# Start of Stored data
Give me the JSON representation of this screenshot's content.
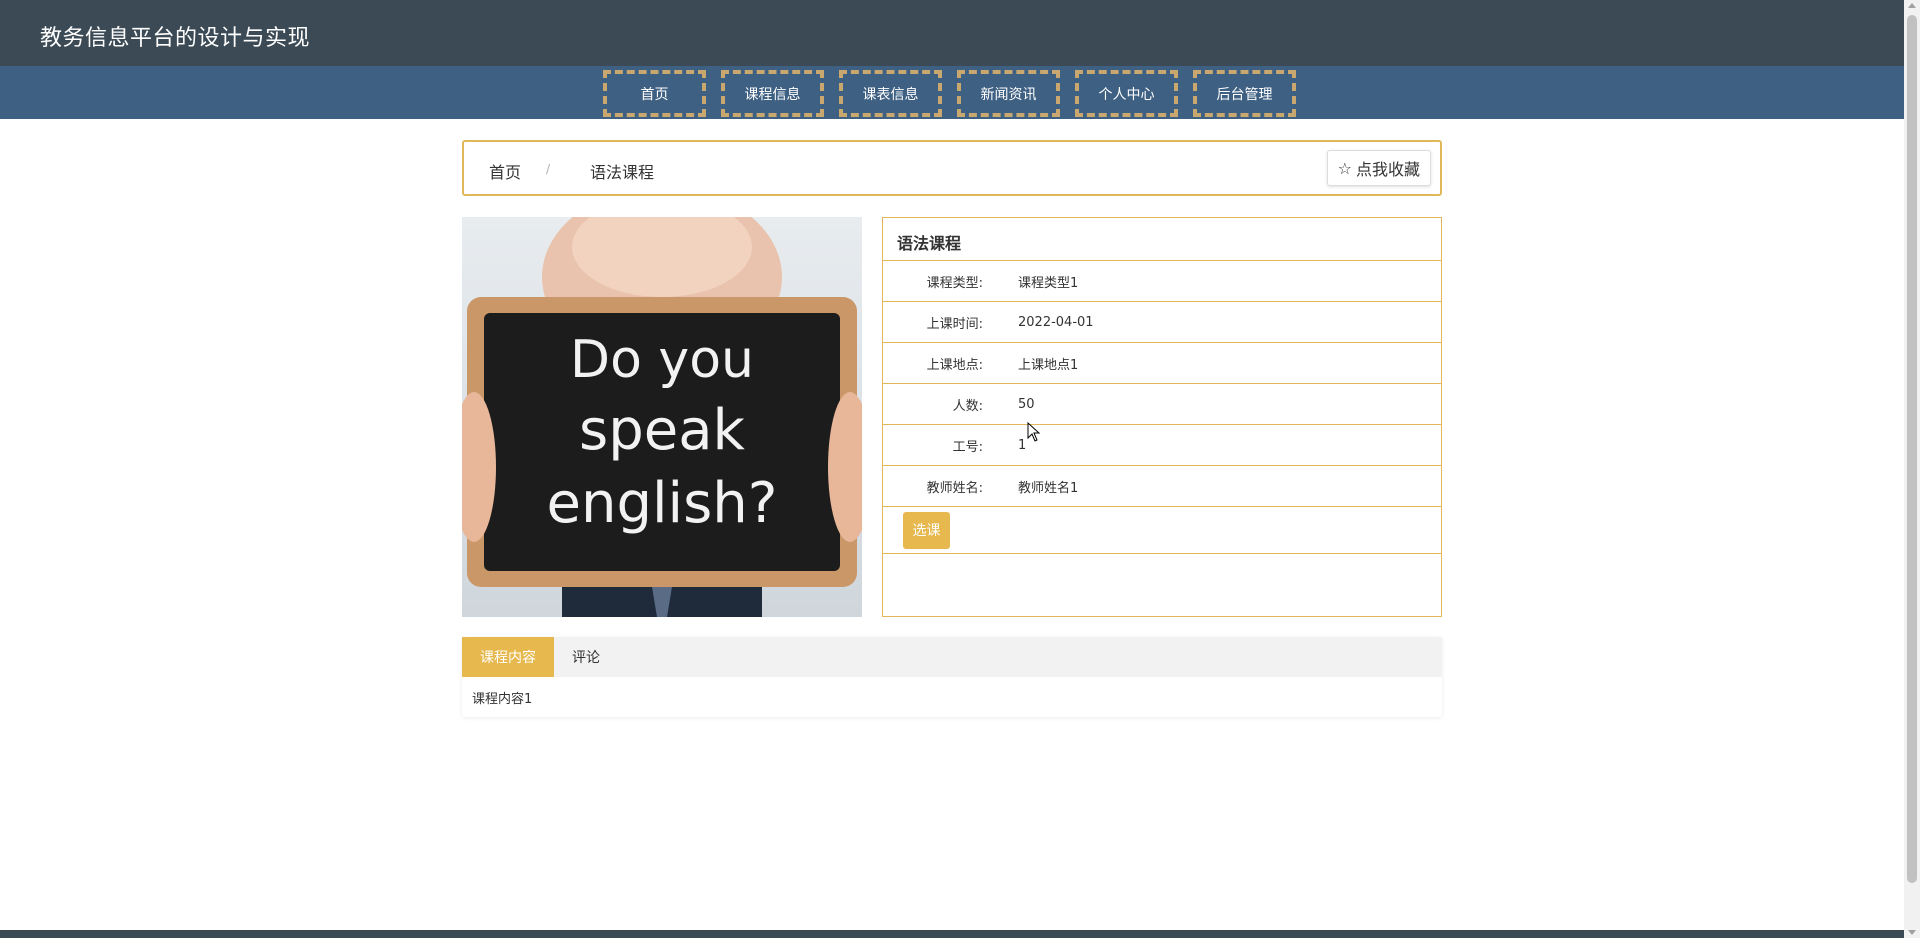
{
  "site": {
    "title": "教务信息平台的设计与实现"
  },
  "nav": {
    "items": [
      "首页",
      "课程信息",
      "课表信息",
      "新闻资讯",
      "个人中心",
      "后台管理"
    ]
  },
  "breadcrumb": {
    "home": "首页",
    "separator": "/",
    "current": "语法课程",
    "favorite_label": "点我收藏",
    "favorite_icon": "star-outline-icon"
  },
  "course": {
    "image_alt": "Do you speak english?",
    "image_text": [
      "Do you",
      "speak",
      "english?"
    ],
    "title": "语法课程",
    "fields": [
      {
        "label": "课程类型:",
        "value": "课程类型1"
      },
      {
        "label": "上课时间:",
        "value": "2022-04-01"
      },
      {
        "label": "上课地点:",
        "value": "上课地点1"
      },
      {
        "label": "人数:",
        "value": "50"
      },
      {
        "label": "工号:",
        "value": "1"
      },
      {
        "label": "教师姓名:",
        "value": "教师姓名1"
      }
    ],
    "select_button": "选课"
  },
  "tabs": {
    "items": [
      "课程内容",
      "评论"
    ],
    "active": 0,
    "content": "课程内容1"
  },
  "colors": {
    "header": "#3b4a55",
    "nav": "#3e6083",
    "accent": "#e6b84d",
    "border": "#e0b85a"
  }
}
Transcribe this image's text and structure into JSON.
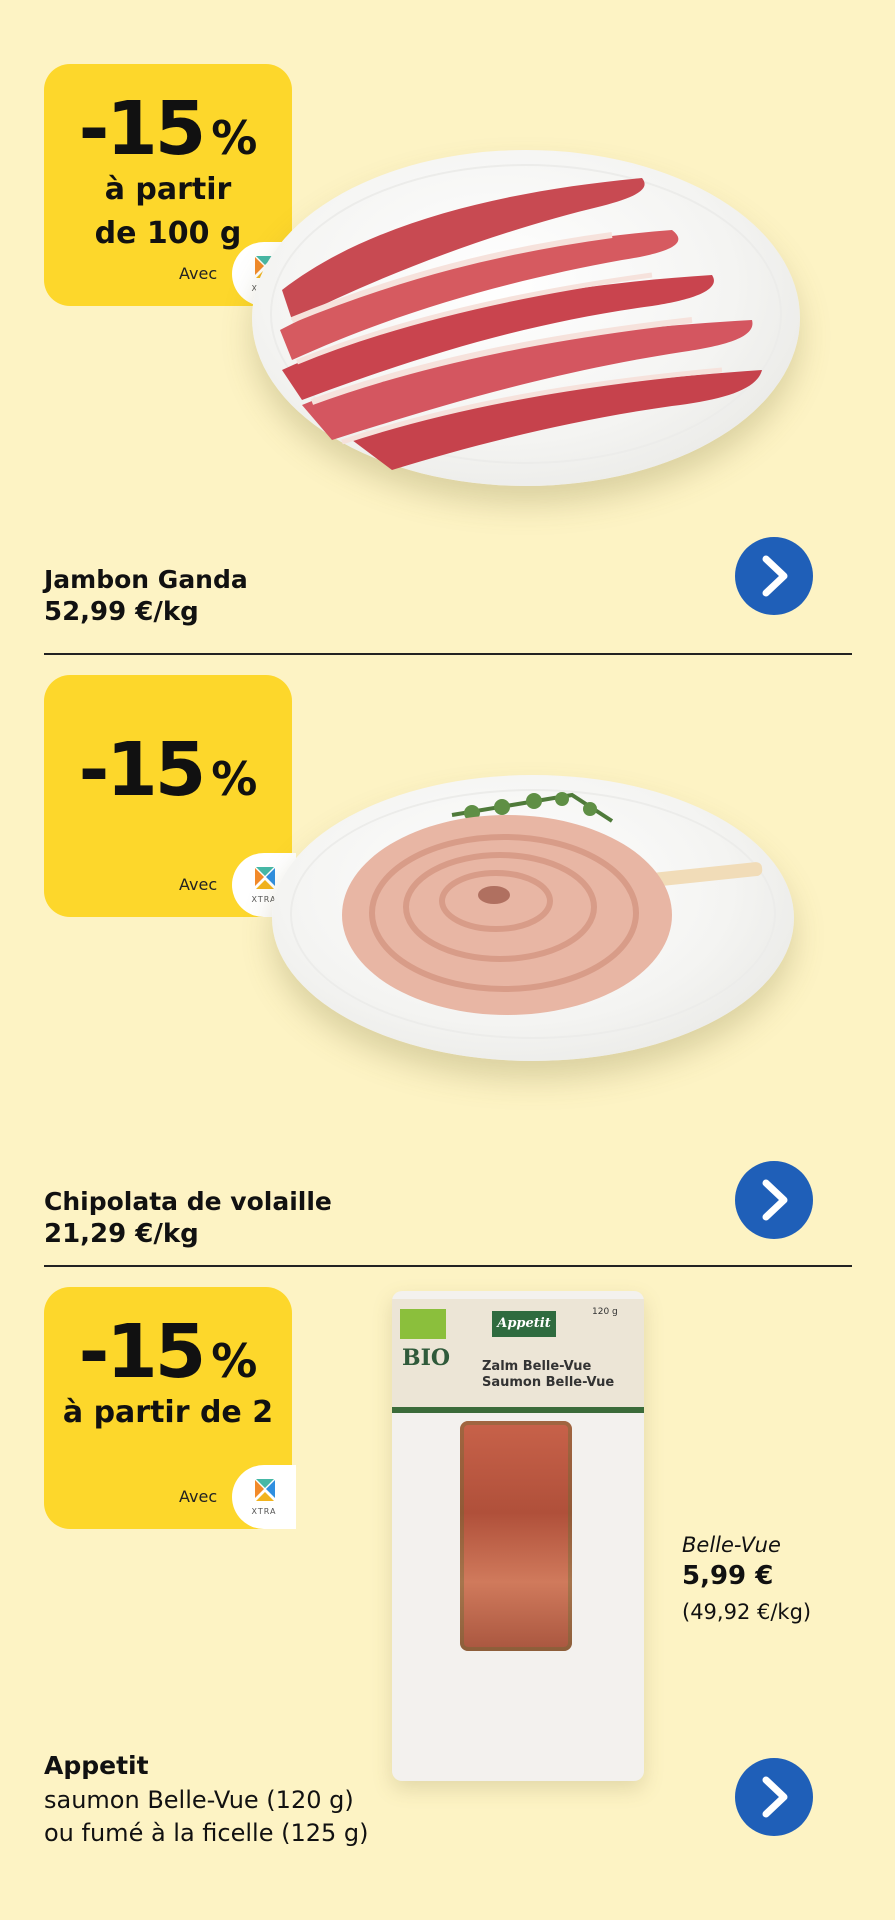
# End of Stored data
What the task asks
Nothing in the entries should change as you copy them, except that the pictures are left out.

Answer to this task
Give me the JSON representation of this screenshot's content.
{
  "site": {
    "title": "教务信息平台的设计与实现"
  },
  "nav": {
    "items": [
      "首页",
      "课程信息",
      "课表信息",
      "新闻资讯",
      "个人中心",
      "后台管理"
    ]
  },
  "breadcrumb": {
    "home": "首页",
    "separator": "/",
    "current": "语法课程",
    "favorite_label": "点我收藏",
    "favorite_icon": "star-outline-icon"
  },
  "course": {
    "image_alt": "Do you speak english?",
    "image_text": [
      "Do you",
      "speak",
      "english?"
    ],
    "title": "语法课程",
    "fields": [
      {
        "label": "课程类型:",
        "value": "课程类型1"
      },
      {
        "label": "上课时间:",
        "value": "2022-04-01"
      },
      {
        "label": "上课地点:",
        "value": "上课地点1"
      },
      {
        "label": "人数:",
        "value": "50"
      },
      {
        "label": "工号:",
        "value": "1"
      },
      {
        "label": "教师姓名:",
        "value": "教师姓名1"
      }
    ],
    "select_button": "选课"
  },
  "tabs": {
    "items": [
      "课程内容",
      "评论"
    ],
    "active": 0,
    "content": "课程内容1"
  },
  "colors": {
    "header": "#3b4a55",
    "nav": "#3e6083",
    "accent": "#e6b84d",
    "border": "#e0b85a"
  }
}
Transcribe this image's text and structure into JSON.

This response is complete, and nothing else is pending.